──────── DATA ────────

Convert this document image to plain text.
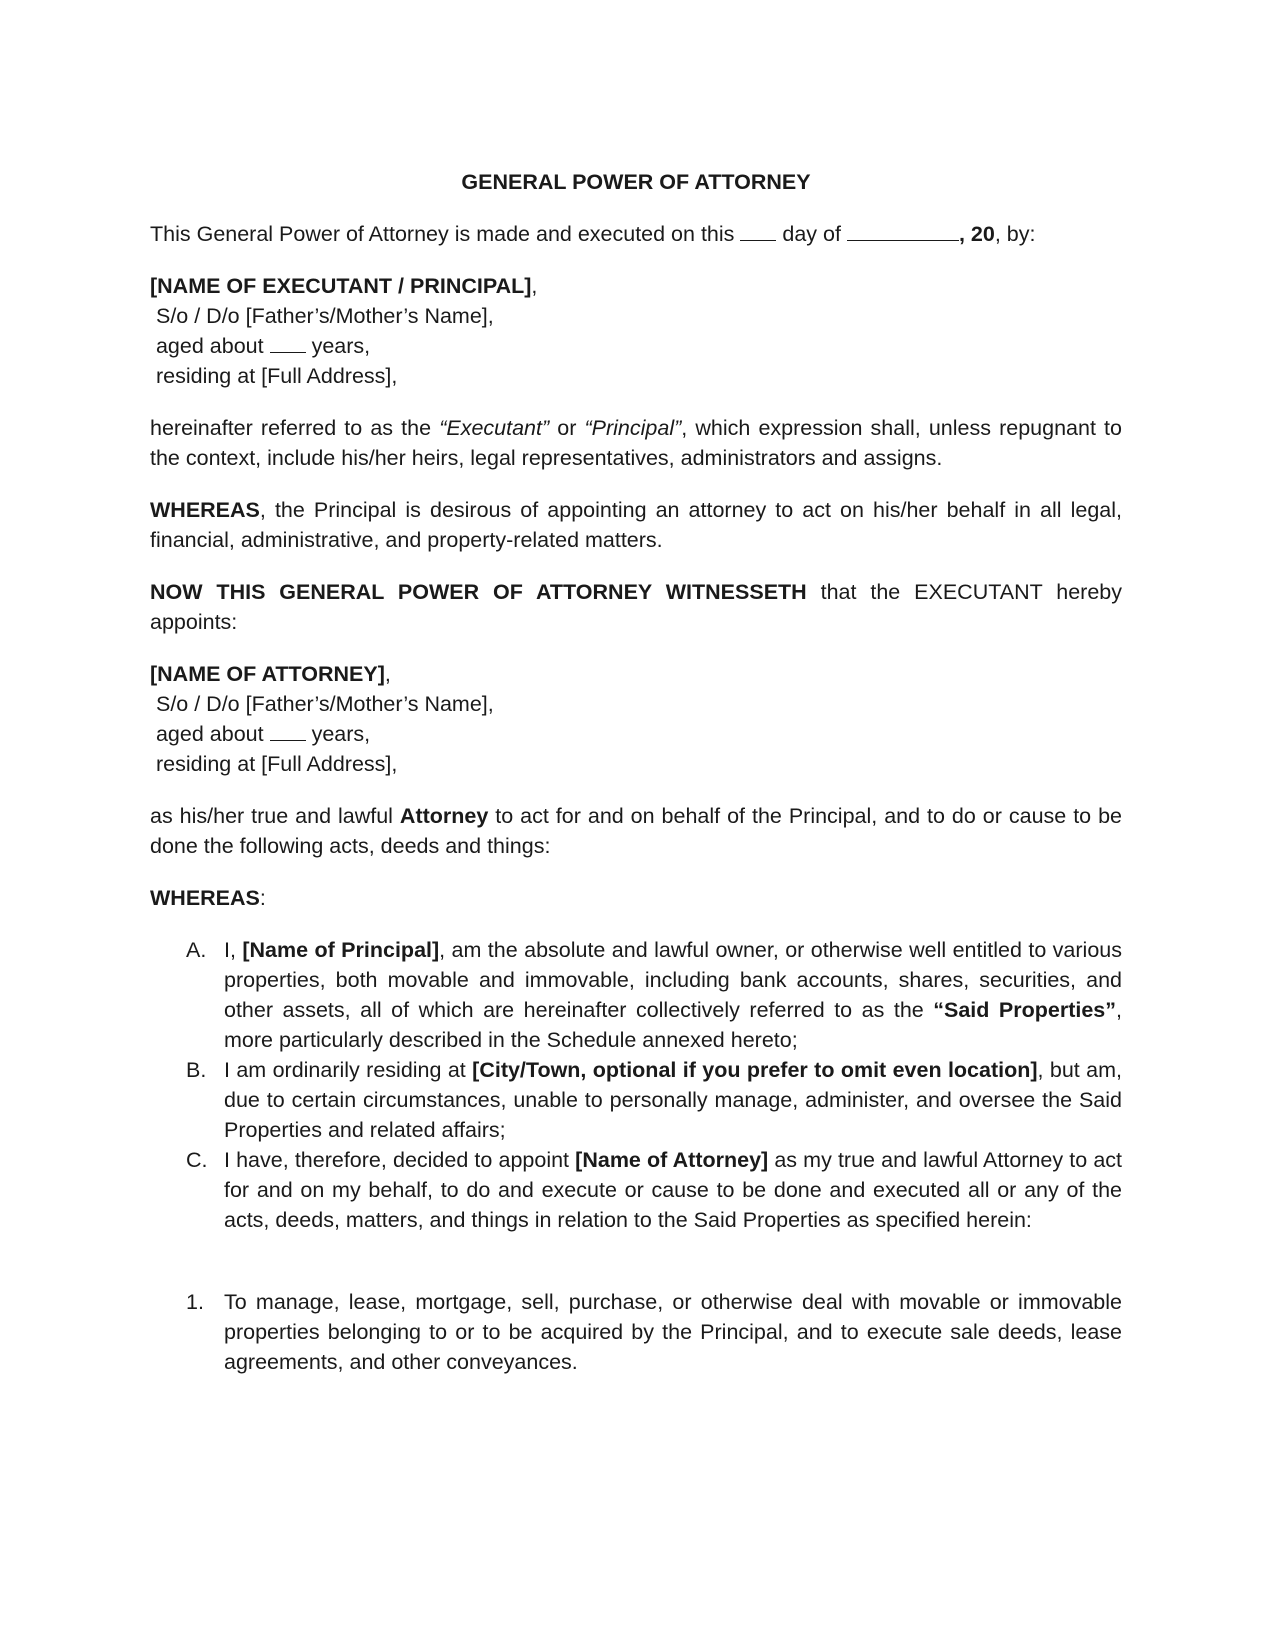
GENERAL POWER OF ATTORNEY

This General Power of Attorney is made and executed on this day of	, 20, by:

[NAME OF EXECUTANT / PRINCIPAL],
S/o / D/o [Father’s/Mother’s Name],
aged about years,
residing at [Full Address],

hereinafter referred to as the “Executant” or “Principal”, which expression shall, unless repugnant to the context, include his/her heirs, legal representatives, administrators and assigns.

WHEREAS, the Principal is desirous of appointing an attorney to act on his/her behalf in all legal, financial, administrative, and property-related matters.

NOW THIS GENERAL POWER OF ATTORNEY WITNESSETH that the EXECUTANT hereby appoints:

[NAME OF ATTORNEY],
S/o / D/o [Father’s/Mother’s Name],
aged about years,
residing at [Full Address],

as his/her true and lawful Attorney to act for and on behalf of the Principal, and to do or cause to be done the following acts, deeds and things:

WHEREAS:

A. I, [Name of Principal], am the absolute and lawful owner, or otherwise well entitled to various properties, both movable and immovable, including bank accounts, shares, securities, and other assets, all of which are hereinafter collectively referred to as the “Said Properties”, more particularly described in the Schedule annexed hereto;
B. I am ordinarily residing at [City/Town, optional if you prefer to omit even location], but am, due to certain circumstances, unable to personally manage, administer, and oversee the Said Properties and related affairs;
C. I have, therefore, decided to appoint [Name of Attorney] as my true and lawful Attorney to act for and on my behalf, to do and execute or cause to be done and executed all or any of the acts, deeds, matters, and things in relation to the Said Properties as specified herein:
1. To manage, lease, mortgage, sell, purchase, or otherwise deal with movable or immovable properties belonging to or to be acquired by the Principal, and to execute sale deeds, lease agreements, and other conveyances.
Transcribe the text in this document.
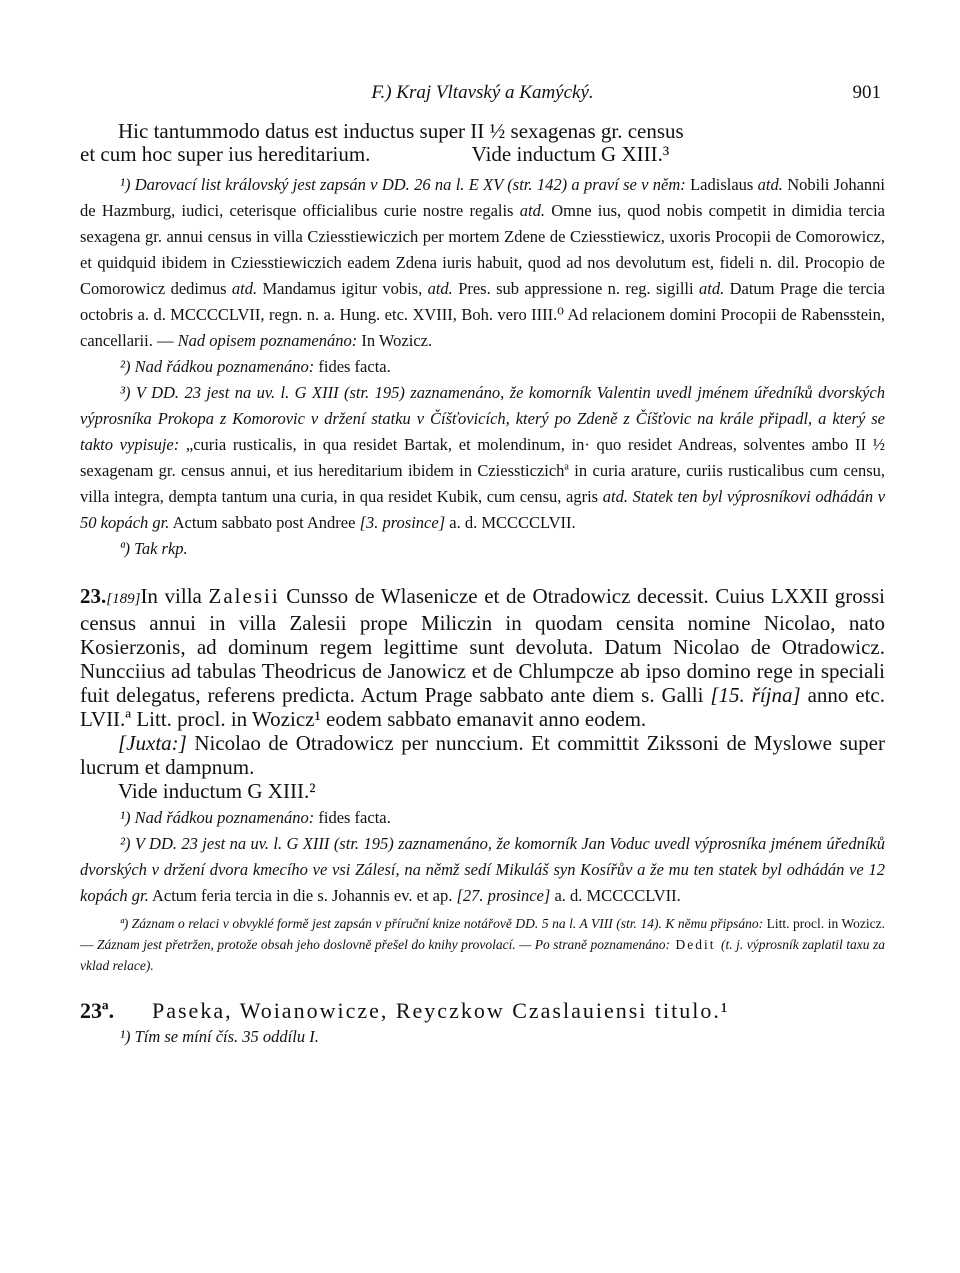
F.) Kraj Vltavský a Kamýcký.	901

Hic tantummodo datus est inductus super II ½ sexagenas gr. census
et cum hoc super ius hereditarium.	Vide inductum G XIII.³

¹) Darovací list královský jest zapsán v DD. 26 na l. E XV (str. 142) a praví se v něm: Ladislaus atd. Nobili Johanni de Hazmburg, iudici, ceterisque officialibus curie nostre regalis atd. Omne ius, quod nobis competit in dimidia tercia sexagena gr. annui census in villa Cziesstiewiczich per mortem Zdene de Cziesstiewicz, uxoris Procopii de Comorowicz, et quidquid ibidem in Cziesstiewiczich eadem Zdena iuris habuit, quod ad nos devolutum est, fideli n. dil. Procopio de Comorowicz dedimus atd. Mandamus igitur vobis, atd. Pres. sub appressione n. reg. sigilli atd. Datum Prage die tercia octobris a. d. MCCCCLVII, regn. n. a. Hung. etc. XVIII, Boh. vero IIII.⁰ Ad relacionem domini Procopii de Rabensstein, cancellarii. — Nad opisem poznamenáno: In Wozicz.

²) Nad řádkou poznamenáno: fides facta.

³) V DD. 23 jest na uv. l. G XIII (str. 195) zaznamenáno, že komorník Valentin uvedl jménem úředníků dvorských výprosníka Prokopa z Komorovic v držení statku v Číšťovicích, který po Zdeně z Číšťovic na krále připadl, a který se takto vypisuje: „curia rusticalis, in qua residet Bartak, et molendinum, in· quo residet Andreas, solventes ambo II ½ sexagenam gr. census annui, et ius hereditarium ibidem in Cziessticzich$^a$ in curia arature, curiis rusticalibus cum censu, villa integra, dempta tantum una curia, in qua residet Kubik, cum censu, agris atd. Statek ten byl výprosníkovi odhádán v 50 kopách gr. Actum sabbato post Andree [3. prosince] a. d. MCCCCLVII.

ª) Tak rkp.

23.[189]In villa Zalesii Cunsso de Wlasenicze et de Otradowicz decessit. Cuius LXXII grossi census annui in villa Zalesii prope Miliczin in quodam censita nomine Nicolao, nato Kosierzonis, ad dominum regem legittime sunt devoluta. Datum Nicolao de Otradowicz. Nuncciius ad tabulas Theodricus de Janowicz et de Chlumpcze ab ipso domino rege in speciali fuit delegatus, referens predicta. Actum Prage sabbato ante diem s. Galli [15. října] anno etc. LVII.ª Litt. procl. in Wozicz¹ eodem sabbato emanavit anno eodem.

[Juxta:] Nicolao de Otradowicz per nunccium. Et committit Zikssoni de Myslowe super lucrum et dampnum.

Vide inductum G XIII.²

¹) Nad řádkou poznamenáno: fides facta.

²) V DD. 23 jest na uv. l. G XIII (str. 195) zaznamenáno, že komorník Jan Voduc uvedl výprosníka jménem úředníků dvorských v držení dvora kmecího ve vsi Zálesí, na němž sedí Mikuláš syn Kosířův a že mu ten statek byl odhádán ve 12 kopách gr. Actum feria tercia in die s. Johannis ev. et ap. [27. prosince] a. d. MCCCCLVII.

ª) Záznam o relaci v obvyklé formě jest zapsán v příruční knize notářově DD. 5 na l. A VIII (str. 14). K němu připsáno: Litt. procl. in Wozicz. — Záznam jest přetržen, protože obsah jeho doslovně přešel do knihy provolací. — Po straně poznamenáno: Dedit (t. j. výprosník zaplatil taxu za vklad relace).

23ª. Paseka, Woianowicze, Reyczkow Czaslauiensi titulo.¹

¹) Tím se míní čís. 35 oddílu I.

────────

**WORK TO DO:** Every record above should be transcribed exactly; the pictures stay out of the copy.

**CORRECT RESULT:**
Convert this document image to plain text.
GENERAL POWER OF ATTORNEY

This General Power of Attorney is made and executed on this day of	, 20, by:

[NAME OF EXECUTANT / PRINCIPAL],
S/o / D/o [Father’s/Mother’s Name],
aged about years,
residing at [Full Address],

hereinafter referred to as the “Executant” or “Principal”, which expression shall, unless repugnant to the context, include his/her heirs, legal representatives, administrators and assigns.

WHEREAS, the Principal is desirous of appointing an attorney to act on his/her behalf in all legal, financial, administrative, and property-related matters.

NOW THIS GENERAL POWER OF ATTORNEY WITNESSETH that the EXECUTANT hereby appoints:

[NAME OF ATTORNEY],
S/o / D/o [Father’s/Mother’s Name],
aged about years,
residing at [Full Address],

as his/her true and lawful Attorney to act for and on behalf of the Principal, and to do or cause to be done the following acts, deeds and things:

WHEREAS:

A. I, [Name of Principal], am the absolute and lawful owner, or otherwise well entitled to various properties, both movable and immovable, including bank accounts, shares, securities, and other assets, all of which are hereinafter collectively referred to as the “Said Properties”, more particularly described in the Schedule annexed hereto;
B. I am ordinarily residing at [City/Town, optional if you prefer to omit even location], but am, due to certain circumstances, unable to personally manage, administer, and oversee the Said Properties and related affairs;
C. I have, therefore, decided to appoint [Name of Attorney] as my true and lawful Attorney to act for and on my behalf, to do and execute or cause to be done and executed all or any of the acts, deeds, matters, and things in relation to the Said Properties as specified herein:
1. To manage, lease, mortgage, sell, purchase, or otherwise deal with movable or immovable properties belonging to or to be acquired by the Principal, and to execute sale deeds, lease agreements, and other conveyances.
Transcribe the text in this document.
F.) Kraj Vltavský a Kamýcký.	901

Hic tantummodo datus est inductus super II ½ sexagenas gr. census
et cum hoc super ius hereditarium.	Vide inductum G XIII.³

¹) Darovací list královský jest zapsán v DD. 26 na l. E XV (str. 142) a praví se v něm: Ladislaus atd. Nobili Johanni de Hazmburg, iudici, ceterisque officialibus curie nostre regalis atd. Omne ius, quod nobis competit in dimidia tercia sexagena gr. annui census in villa Cziesstiewiczich per mortem Zdene de Cziesstiewicz, uxoris Procopii de Comorowicz, et quidquid ibidem in Cziesstiewiczich eadem Zdena iuris habuit, quod ad nos devolutum est, fideli n. dil. Procopio de Comorowicz dedimus atd. Mandamus igitur vobis, atd. Pres. sub appressione n. reg. sigilli atd. Datum Prage die tercia octobris a. d. MCCCCLVII, regn. n. a. Hung. etc. XVIII, Boh. vero IIII.⁰ Ad relacionem domini Procopii de Rabensstein, cancellarii. — Nad opisem poznamenáno: In Wozicz.

²) Nad řádkou poznamenáno: fides facta.

³) V DD. 23 jest na uv. l. G XIII (str. 195) zaznamenáno, že komorník Valentin uvedl jménem úředníků dvorských výprosníka Prokopa z Komorovic v držení statku v Číšťovicích, který po Zdeně z Číšťovic na krále připadl, a který se takto vypisuje: „curia rusticalis, in qua residet Bartak, et molendinum, in· quo residet Andreas, solventes ambo II ½ sexagenam gr. census annui, et ius hereditarium ibidem in Cziessticzich$^a$ in curia arature, curiis rusticalibus cum censu, villa integra, dempta tantum una curia, in qua residet Kubik, cum censu, agris atd. Statek ten byl výprosníkovi odhádán v 50 kopách gr. Actum sabbato post Andree [3. prosince] a. d. MCCCCLVII.

ª) Tak rkp.

23.[189]In villa Zalesii Cunsso de Wlasenicze et de Otradowicz decessit. Cuius LXXII grossi census annui in villa Zalesii prope Miliczin in quodam censita nomine Nicolao, nato Kosierzonis, ad dominum regem legittime sunt devoluta. Datum Nicolao de Otradowicz. Nuncciius ad tabulas Theodricus de Janowicz et de Chlumpcze ab ipso domino rege in speciali fuit delegatus, referens predicta. Actum Prage sabbato ante diem s. Galli [15. října] anno etc. LVII.ª Litt. procl. in Wozicz¹ eodem sabbato emanavit anno eodem.

[Juxta:] Nicolao de Otradowicz per nunccium. Et committit Zikssoni de Myslowe super lucrum et dampnum.

Vide inductum G XIII.²

¹) Nad řádkou poznamenáno: fides facta.

²) V DD. 23 jest na uv. l. G XIII (str. 195) zaznamenáno, že komorník Jan Voduc uvedl výprosníka jménem úředníků dvorských v držení dvora kmecího ve vsi Zálesí, na němž sedí Mikuláš syn Kosířův a že mu ten statek byl odhádán ve 12 kopách gr. Actum feria tercia in die s. Johannis ev. et ap. [27. prosince] a. d. MCCCCLVII.

ª) Záznam o relaci v obvyklé formě jest zapsán v příruční knize notářově DD. 5 na l. A VIII (str. 14). K němu připsáno: Litt. procl. in Wozicz. — Záznam jest přetržen, protože obsah jeho doslovně přešel do knihy provolací. — Po straně poznamenáno: Dedit (t. j. výprosník zaplatil taxu za vklad relace).

23ª. Paseka, Woianowicze, Reyczkow Czaslauiensi titulo.¹

¹) Tím se míní čís. 35 oddílu I.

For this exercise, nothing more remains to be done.